## start Records for the exercise

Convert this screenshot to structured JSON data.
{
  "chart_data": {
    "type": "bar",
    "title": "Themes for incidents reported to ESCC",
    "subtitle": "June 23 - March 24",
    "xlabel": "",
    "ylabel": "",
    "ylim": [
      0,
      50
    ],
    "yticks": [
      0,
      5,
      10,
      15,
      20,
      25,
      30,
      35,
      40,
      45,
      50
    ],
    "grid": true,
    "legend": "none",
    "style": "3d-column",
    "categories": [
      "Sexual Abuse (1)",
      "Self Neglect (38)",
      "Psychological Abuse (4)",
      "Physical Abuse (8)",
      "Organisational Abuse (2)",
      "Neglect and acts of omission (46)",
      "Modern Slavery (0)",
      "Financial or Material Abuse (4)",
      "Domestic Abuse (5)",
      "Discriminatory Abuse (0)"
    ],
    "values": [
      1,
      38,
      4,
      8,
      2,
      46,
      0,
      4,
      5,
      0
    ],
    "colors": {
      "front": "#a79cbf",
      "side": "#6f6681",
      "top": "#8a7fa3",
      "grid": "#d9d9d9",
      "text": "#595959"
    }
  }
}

## end Records for the exercise

_Exercise_
Could you reproduce every record above exactly as it appears?

_Result_
Convert this screenshot to structured JSON data.
{
  "chart_data": {
    "type": "bar",
    "title": "Themes for incidents reported to ESCC",
    "subtitle": "June 23 - March 24",
    "xlabel": "",
    "ylabel": "",
    "ylim": [
      0,
      50
    ],
    "yticks": [
      0,
      5,
      10,
      15,
      20,
      25,
      30,
      35,
      40,
      45,
      50
    ],
    "grid": true,
    "legend": "none",
    "style": "3d-column",
    "categories": [
      "Sexual Abuse (1)",
      "Self Neglect (38)",
      "Psychological Abuse (4)",
      "Physical Abuse (8)",
      "Organisational Abuse (2)",
      "Neglect and acts of omission (46)",
      "Modern Slavery (0)",
      "Financial or Material Abuse (4)",
      "Domestic Abuse (5)",
      "Discriminatory Abuse (0)"
    ],
    "values": [
      1,
      38,
      4,
      8,
      2,
      46,
      0,
      4,
      5,
      0
    ],
    "colors": {
      "front": "#a79cbf",
      "side": "#6f6681",
      "top": "#8a7fa3",
      "grid": "#d9d9d9",
      "text": "#595959"
    }
  }
}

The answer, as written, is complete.